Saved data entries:

○ ○ ○

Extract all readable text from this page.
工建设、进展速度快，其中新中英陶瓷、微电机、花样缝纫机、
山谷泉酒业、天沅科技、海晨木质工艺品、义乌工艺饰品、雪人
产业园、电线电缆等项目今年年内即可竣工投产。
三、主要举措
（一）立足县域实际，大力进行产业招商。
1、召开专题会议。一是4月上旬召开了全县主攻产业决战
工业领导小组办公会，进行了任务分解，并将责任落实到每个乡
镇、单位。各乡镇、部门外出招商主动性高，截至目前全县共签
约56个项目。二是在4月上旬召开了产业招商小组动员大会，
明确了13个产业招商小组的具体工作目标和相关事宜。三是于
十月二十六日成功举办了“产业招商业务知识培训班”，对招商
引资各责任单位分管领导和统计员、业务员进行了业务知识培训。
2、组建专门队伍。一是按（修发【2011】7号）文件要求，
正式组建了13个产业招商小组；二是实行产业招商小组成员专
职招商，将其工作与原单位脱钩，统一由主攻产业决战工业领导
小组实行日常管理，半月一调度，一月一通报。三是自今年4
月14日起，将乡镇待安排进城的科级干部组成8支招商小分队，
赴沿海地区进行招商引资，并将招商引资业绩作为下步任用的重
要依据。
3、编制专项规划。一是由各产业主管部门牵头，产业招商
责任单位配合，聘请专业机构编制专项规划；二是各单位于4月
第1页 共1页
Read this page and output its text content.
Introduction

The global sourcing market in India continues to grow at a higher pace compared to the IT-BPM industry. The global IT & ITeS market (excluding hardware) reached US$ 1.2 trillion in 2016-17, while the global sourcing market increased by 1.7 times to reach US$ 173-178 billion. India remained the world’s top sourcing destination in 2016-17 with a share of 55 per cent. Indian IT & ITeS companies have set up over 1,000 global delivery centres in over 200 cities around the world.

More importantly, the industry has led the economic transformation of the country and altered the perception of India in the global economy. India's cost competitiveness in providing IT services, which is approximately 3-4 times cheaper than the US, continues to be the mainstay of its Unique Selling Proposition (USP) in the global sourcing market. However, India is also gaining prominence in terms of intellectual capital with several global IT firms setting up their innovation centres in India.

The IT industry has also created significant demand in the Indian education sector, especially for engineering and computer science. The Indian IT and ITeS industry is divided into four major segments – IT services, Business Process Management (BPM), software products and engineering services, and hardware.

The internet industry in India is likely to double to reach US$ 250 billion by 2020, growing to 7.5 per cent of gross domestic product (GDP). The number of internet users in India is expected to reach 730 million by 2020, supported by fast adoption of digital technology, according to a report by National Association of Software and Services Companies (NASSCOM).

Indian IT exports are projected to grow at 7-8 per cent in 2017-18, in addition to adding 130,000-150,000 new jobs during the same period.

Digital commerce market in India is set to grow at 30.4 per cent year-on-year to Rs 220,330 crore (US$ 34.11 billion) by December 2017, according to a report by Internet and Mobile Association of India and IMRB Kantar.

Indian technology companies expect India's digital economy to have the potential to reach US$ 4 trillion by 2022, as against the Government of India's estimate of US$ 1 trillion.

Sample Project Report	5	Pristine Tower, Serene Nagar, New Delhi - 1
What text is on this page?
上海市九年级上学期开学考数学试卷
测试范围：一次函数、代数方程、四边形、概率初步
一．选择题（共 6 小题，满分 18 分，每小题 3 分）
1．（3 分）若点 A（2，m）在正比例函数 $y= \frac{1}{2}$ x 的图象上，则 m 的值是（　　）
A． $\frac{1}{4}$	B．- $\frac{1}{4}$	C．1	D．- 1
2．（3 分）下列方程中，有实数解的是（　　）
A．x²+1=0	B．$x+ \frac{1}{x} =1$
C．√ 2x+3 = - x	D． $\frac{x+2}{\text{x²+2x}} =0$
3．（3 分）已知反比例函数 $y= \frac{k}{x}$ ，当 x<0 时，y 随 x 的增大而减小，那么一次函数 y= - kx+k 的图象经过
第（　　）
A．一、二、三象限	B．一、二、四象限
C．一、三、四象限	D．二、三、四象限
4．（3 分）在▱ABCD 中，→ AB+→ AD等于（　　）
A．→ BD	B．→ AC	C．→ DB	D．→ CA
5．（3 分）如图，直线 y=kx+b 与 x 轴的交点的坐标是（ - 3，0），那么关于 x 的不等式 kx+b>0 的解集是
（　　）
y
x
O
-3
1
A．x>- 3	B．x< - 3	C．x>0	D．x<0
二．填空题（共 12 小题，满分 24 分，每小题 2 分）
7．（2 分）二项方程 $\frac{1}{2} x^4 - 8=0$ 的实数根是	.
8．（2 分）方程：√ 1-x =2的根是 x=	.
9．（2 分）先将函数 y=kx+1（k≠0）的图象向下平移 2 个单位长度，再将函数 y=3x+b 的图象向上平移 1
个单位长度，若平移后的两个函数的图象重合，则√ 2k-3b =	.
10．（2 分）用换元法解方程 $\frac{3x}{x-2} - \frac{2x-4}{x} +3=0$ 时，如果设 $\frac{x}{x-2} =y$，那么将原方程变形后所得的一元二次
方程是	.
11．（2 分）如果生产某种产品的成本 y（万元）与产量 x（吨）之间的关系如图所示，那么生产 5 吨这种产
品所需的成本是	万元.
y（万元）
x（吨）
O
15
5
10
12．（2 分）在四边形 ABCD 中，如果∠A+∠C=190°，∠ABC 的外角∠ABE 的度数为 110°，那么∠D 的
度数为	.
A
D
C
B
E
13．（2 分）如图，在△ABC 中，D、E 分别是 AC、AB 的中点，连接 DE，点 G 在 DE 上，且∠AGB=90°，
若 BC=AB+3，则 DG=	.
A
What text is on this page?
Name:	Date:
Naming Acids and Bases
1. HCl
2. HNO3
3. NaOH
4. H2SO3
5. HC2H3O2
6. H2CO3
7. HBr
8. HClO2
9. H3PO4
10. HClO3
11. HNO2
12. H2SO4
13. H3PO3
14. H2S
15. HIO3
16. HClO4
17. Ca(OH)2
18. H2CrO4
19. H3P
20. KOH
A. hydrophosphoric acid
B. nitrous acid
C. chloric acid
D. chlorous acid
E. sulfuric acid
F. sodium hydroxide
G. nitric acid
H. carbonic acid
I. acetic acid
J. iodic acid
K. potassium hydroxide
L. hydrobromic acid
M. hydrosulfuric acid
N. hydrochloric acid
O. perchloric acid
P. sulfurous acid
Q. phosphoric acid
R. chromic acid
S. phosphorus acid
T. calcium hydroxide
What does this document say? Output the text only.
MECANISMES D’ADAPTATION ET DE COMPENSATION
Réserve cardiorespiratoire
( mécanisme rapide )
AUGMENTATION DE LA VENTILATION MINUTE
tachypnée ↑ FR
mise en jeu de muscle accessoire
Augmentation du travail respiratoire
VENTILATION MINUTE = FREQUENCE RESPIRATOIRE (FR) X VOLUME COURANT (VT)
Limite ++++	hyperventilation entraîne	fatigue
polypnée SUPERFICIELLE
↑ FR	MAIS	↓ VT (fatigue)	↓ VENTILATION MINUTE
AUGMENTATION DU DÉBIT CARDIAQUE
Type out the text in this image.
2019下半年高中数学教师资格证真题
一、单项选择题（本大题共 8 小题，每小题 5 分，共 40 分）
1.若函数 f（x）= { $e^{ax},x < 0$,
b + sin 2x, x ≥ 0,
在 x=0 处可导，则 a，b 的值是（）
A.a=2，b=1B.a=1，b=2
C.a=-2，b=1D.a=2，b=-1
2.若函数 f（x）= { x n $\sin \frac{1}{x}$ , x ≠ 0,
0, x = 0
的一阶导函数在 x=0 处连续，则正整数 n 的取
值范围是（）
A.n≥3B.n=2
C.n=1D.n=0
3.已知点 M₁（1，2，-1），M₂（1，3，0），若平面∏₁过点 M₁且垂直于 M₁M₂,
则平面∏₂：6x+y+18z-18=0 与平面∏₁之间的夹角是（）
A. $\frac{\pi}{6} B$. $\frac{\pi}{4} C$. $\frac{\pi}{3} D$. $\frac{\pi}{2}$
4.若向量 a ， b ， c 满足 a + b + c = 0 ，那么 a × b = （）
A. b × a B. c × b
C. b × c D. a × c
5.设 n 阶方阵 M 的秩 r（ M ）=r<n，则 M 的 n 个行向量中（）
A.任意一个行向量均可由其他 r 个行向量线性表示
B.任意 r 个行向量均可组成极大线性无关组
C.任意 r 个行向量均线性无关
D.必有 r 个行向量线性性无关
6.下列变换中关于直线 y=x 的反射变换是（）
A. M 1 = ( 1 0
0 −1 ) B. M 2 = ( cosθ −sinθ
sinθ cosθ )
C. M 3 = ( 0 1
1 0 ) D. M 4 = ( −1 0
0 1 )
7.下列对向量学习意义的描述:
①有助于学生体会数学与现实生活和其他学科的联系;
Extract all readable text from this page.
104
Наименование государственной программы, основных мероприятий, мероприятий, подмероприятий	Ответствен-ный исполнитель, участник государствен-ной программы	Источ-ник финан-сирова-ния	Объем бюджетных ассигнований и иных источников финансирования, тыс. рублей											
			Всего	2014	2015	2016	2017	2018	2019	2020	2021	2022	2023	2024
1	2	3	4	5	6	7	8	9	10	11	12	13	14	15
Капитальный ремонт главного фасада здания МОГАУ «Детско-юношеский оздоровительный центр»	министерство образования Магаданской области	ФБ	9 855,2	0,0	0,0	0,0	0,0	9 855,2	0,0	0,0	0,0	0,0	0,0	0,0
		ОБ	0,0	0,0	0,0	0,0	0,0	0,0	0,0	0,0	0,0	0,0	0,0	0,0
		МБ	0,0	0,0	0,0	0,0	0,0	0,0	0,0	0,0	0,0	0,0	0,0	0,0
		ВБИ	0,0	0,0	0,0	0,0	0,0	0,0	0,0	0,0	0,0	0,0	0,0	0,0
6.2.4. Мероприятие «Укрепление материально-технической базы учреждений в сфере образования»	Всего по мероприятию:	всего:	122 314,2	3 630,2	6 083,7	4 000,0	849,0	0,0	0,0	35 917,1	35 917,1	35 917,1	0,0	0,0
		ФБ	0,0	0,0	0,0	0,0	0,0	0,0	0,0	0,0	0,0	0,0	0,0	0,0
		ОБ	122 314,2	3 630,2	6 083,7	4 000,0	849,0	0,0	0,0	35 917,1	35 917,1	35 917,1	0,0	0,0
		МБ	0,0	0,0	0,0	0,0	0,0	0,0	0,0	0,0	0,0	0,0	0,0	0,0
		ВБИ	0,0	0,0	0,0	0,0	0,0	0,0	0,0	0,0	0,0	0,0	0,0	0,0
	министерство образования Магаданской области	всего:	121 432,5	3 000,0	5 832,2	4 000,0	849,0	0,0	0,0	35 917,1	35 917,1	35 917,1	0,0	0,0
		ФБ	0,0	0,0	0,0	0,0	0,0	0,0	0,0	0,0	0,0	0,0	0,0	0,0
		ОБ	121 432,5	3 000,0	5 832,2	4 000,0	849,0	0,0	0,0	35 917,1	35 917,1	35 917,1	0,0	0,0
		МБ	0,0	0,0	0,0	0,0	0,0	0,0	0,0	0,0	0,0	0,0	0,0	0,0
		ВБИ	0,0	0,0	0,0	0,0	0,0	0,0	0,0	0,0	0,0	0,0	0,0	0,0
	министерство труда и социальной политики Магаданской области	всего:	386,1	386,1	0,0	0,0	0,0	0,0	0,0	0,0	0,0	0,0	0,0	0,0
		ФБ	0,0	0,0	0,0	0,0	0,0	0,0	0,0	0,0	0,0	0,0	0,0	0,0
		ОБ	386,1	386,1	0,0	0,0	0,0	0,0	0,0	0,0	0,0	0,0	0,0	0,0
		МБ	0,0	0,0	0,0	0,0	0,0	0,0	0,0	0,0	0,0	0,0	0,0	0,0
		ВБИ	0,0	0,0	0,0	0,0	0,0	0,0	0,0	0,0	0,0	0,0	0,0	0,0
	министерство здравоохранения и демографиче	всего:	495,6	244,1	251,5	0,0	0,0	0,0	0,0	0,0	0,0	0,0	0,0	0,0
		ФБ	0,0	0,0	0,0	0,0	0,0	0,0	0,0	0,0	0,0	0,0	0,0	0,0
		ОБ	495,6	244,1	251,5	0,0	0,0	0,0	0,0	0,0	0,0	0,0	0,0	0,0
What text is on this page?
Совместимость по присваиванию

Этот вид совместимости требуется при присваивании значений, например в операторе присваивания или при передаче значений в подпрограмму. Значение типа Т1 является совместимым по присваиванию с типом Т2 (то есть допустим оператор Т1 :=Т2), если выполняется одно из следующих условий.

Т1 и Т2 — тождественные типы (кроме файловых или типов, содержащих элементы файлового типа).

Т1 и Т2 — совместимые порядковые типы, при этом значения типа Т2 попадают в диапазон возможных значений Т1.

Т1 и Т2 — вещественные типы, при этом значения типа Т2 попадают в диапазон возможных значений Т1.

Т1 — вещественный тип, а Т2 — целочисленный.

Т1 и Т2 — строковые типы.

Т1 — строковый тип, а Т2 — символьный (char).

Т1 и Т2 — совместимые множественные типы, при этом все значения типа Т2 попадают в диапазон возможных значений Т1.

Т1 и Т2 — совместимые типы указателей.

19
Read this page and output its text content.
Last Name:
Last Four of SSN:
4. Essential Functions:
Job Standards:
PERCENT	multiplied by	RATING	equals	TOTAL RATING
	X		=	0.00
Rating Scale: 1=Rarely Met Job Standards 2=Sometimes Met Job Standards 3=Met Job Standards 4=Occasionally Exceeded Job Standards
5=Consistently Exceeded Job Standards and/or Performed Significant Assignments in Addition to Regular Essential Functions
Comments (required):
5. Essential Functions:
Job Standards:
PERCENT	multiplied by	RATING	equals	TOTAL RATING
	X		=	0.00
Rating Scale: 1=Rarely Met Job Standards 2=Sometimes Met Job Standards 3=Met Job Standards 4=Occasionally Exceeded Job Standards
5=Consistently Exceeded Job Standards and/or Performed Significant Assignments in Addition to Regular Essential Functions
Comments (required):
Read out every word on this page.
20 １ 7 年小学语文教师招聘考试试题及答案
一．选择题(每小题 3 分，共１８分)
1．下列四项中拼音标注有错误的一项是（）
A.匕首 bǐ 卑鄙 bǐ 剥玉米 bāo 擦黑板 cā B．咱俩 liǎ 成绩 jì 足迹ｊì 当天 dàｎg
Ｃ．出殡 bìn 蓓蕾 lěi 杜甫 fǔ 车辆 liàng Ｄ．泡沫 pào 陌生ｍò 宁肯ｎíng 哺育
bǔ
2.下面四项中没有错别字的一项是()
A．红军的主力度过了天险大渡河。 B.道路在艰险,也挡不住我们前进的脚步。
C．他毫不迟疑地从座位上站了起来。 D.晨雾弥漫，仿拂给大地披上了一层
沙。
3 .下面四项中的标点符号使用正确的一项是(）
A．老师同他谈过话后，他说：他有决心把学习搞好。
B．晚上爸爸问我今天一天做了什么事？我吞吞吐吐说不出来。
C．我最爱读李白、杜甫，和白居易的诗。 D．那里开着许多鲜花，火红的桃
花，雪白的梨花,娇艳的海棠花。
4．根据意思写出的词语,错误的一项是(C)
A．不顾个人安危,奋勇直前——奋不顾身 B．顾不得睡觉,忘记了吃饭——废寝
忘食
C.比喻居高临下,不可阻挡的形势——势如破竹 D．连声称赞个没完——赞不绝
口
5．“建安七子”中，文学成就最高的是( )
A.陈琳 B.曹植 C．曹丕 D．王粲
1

○ ○ ○

## Written task
In the entries above, locate every line with the word "continues" and copy it.

## Response
The global sourcing market in India continues to grow at a higher pace compared to the IT-BPM industry. The global IT & ITeS market (excluding hardware) reached US$ 1.2 trillion in 2016-17, while the global sourcing market increased by 1.7 times to reach US$ 173-178 billion. India remained the world’s top sourcing destination in 2016-17 with a share of 55 per cent. Indian IT & ITeS companies have set up over 1,000 global delivery centres in over 200 cities around the world.
More importantly, the industry has led the economic transformation of the country and altered the perception of India in the global economy. India's cost competitiveness in providing IT services, which is approximately 3-4 times cheaper than the US, continues to be the mainstay of its Unique Selling Proposition (USP) in the global sourcing market. However, India is also gaining prominence in terms of intellectual capital with several global IT firms setting up their innovation centres in India.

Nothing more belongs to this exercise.